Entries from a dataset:
────────────────────

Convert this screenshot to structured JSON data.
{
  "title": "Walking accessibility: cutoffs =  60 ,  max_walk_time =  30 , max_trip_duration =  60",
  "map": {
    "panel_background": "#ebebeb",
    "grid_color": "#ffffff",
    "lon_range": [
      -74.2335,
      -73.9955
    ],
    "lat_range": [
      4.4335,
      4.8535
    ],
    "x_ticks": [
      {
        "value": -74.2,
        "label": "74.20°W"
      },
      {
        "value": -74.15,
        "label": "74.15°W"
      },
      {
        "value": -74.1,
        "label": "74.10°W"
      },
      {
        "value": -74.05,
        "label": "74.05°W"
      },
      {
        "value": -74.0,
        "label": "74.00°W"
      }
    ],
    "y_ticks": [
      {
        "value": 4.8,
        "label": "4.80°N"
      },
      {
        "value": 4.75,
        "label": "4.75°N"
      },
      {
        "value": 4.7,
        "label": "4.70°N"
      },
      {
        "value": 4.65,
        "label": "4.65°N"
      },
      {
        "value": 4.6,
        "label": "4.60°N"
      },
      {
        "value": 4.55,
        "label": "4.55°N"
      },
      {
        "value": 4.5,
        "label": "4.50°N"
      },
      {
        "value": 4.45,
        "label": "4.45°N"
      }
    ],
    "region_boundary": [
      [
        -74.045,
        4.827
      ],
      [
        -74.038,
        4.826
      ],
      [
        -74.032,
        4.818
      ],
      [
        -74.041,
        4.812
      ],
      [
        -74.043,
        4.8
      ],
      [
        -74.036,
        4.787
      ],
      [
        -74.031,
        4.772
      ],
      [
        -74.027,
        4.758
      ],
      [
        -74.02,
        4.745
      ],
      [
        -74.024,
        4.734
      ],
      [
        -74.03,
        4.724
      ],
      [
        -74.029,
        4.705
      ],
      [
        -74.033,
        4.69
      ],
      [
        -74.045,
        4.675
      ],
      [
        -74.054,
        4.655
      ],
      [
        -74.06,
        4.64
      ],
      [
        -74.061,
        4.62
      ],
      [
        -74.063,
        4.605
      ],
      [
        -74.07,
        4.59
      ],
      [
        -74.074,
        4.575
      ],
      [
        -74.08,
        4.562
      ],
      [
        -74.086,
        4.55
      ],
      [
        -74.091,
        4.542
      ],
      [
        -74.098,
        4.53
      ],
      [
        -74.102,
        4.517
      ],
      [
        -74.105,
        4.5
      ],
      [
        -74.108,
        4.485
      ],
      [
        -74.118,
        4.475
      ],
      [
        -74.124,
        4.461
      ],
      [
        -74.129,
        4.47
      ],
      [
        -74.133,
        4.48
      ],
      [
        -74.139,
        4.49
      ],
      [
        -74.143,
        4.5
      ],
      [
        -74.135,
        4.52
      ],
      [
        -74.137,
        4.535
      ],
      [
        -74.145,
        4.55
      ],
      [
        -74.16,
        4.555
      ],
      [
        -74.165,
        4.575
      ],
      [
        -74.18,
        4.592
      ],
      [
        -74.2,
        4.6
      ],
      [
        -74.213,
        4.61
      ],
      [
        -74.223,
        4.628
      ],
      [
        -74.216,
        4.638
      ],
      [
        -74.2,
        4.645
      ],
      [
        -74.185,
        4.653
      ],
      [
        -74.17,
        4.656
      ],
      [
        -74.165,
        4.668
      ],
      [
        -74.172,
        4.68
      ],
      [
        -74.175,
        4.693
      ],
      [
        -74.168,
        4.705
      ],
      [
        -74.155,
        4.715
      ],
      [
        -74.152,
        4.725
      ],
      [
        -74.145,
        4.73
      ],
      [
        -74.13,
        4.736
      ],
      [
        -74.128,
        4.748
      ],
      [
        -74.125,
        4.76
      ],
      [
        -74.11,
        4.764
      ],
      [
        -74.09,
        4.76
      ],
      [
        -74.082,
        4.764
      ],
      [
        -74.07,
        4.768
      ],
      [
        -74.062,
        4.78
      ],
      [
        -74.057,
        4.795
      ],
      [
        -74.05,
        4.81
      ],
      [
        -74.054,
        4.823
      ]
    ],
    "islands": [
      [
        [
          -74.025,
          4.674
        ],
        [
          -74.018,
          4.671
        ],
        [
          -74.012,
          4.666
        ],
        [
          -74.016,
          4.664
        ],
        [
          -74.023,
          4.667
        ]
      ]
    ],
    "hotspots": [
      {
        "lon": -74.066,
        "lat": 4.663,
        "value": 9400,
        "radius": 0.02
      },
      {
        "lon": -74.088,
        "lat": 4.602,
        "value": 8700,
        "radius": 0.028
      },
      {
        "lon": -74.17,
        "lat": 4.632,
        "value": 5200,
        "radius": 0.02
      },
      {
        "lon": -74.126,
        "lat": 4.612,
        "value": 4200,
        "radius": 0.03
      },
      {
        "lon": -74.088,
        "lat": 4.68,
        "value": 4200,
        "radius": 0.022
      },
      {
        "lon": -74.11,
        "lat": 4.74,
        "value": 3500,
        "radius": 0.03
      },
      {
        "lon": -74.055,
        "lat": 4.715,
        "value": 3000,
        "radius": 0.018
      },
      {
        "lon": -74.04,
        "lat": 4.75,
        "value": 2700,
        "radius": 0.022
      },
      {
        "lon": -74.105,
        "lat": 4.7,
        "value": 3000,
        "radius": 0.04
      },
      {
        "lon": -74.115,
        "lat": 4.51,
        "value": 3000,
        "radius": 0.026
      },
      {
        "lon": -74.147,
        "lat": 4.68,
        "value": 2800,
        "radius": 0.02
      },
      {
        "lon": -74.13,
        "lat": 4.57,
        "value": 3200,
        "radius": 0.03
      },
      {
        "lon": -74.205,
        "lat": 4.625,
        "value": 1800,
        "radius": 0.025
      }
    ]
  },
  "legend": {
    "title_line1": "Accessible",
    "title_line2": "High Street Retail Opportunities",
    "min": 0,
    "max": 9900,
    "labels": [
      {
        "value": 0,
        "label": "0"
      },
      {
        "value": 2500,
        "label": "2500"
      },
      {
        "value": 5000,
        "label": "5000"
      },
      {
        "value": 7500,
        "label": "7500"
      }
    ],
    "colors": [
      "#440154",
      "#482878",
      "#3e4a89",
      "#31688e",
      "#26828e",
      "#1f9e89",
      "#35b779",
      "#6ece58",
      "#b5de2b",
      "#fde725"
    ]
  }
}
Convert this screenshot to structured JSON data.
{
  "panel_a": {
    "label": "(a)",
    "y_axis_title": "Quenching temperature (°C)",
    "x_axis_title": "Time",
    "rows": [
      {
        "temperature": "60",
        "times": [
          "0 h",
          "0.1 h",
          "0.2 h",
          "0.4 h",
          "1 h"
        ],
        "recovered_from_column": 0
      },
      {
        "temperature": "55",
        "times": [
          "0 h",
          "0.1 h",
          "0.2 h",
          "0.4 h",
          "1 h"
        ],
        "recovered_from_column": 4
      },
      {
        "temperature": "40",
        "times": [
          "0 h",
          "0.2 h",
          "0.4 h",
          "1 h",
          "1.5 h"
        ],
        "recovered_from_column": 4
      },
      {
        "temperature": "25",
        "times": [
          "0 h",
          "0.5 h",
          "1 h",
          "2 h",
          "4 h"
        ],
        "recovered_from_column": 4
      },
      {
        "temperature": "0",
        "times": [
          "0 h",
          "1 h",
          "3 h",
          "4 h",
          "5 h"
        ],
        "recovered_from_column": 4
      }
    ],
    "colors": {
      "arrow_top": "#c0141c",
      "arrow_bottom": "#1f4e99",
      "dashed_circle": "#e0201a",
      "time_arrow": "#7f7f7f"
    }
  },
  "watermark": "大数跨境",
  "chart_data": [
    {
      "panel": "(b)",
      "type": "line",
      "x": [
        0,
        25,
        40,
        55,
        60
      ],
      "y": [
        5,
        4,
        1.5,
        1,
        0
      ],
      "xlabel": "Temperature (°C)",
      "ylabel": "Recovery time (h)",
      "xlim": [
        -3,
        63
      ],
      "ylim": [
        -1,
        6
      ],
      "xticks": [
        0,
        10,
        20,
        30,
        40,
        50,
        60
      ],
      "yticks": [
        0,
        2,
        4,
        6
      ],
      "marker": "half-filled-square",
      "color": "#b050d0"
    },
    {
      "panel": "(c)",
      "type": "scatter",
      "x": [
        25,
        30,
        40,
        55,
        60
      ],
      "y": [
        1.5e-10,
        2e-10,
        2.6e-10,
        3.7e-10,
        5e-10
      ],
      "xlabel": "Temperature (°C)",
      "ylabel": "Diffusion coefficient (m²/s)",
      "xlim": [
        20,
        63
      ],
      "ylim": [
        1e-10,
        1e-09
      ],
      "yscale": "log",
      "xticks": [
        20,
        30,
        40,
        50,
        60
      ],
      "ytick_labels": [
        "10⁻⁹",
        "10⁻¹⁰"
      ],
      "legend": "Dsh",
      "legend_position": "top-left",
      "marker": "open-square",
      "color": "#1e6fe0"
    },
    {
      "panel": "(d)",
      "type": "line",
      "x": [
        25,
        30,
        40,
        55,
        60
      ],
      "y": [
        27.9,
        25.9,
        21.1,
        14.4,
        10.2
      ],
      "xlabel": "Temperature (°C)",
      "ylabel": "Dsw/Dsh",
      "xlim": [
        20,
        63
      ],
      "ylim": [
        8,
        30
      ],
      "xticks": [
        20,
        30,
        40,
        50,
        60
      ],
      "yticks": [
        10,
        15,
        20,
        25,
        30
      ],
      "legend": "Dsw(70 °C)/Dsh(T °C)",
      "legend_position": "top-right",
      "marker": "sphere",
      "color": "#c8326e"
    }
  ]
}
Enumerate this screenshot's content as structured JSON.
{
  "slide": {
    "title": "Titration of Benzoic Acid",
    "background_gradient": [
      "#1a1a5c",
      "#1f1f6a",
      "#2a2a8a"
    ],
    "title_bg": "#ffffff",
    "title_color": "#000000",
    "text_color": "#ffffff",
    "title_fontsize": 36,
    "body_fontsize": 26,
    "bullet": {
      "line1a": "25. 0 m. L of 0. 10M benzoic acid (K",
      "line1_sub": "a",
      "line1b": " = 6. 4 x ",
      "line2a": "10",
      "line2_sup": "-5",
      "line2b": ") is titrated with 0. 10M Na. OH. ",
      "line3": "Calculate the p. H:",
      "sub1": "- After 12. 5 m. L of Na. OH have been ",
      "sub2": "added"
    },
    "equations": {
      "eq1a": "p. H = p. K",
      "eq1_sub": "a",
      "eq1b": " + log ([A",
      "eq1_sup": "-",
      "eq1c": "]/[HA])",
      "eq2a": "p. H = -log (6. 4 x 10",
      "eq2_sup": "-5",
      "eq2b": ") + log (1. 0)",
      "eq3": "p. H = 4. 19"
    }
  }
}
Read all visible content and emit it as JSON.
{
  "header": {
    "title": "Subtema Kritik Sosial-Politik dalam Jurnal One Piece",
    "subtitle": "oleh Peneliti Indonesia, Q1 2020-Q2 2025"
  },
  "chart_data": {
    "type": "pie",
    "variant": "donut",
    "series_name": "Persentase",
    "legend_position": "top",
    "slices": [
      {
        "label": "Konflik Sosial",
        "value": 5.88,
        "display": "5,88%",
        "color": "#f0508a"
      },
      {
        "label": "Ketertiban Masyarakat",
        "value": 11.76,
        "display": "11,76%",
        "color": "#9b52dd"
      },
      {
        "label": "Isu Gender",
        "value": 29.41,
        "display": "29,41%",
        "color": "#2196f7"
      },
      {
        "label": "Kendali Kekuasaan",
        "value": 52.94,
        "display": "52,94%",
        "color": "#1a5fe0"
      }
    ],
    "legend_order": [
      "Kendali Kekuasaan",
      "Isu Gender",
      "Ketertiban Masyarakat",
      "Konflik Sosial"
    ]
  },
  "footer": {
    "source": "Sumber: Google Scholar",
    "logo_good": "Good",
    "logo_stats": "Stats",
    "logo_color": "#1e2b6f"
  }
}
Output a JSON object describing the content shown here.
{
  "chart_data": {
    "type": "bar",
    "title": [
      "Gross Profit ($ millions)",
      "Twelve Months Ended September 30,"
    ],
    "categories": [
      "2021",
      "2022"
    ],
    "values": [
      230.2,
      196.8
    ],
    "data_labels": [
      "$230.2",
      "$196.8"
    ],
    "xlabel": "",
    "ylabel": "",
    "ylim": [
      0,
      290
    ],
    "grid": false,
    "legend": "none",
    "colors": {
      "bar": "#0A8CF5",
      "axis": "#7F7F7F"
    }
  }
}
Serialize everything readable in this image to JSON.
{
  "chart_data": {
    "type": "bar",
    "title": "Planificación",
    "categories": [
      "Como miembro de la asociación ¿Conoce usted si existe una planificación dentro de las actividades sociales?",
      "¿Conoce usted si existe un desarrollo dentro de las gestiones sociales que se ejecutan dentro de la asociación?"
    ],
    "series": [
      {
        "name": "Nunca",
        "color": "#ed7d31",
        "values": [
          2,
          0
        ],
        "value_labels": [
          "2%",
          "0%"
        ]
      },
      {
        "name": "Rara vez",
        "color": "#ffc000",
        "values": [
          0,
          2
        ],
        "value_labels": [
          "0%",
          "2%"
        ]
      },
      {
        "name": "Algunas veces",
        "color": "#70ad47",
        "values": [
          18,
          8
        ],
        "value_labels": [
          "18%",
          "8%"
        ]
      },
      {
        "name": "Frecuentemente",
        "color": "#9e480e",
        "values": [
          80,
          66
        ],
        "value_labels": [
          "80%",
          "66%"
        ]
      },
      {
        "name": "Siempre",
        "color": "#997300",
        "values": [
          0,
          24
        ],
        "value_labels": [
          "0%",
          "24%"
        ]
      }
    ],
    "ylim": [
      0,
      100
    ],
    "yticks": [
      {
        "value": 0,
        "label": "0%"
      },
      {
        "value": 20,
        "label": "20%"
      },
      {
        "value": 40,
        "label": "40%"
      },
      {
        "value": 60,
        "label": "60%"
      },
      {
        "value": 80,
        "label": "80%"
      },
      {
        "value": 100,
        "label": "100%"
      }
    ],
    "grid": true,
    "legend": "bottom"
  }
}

────────────────────

Using the records above, copy each line that contains "this".

Convert this screenshot to structured JSON data.
Convert this screenshot to structured JSON data.
Enumerate this screenshot's content as structured JSON.
Serialize everything readable in this image to JSON.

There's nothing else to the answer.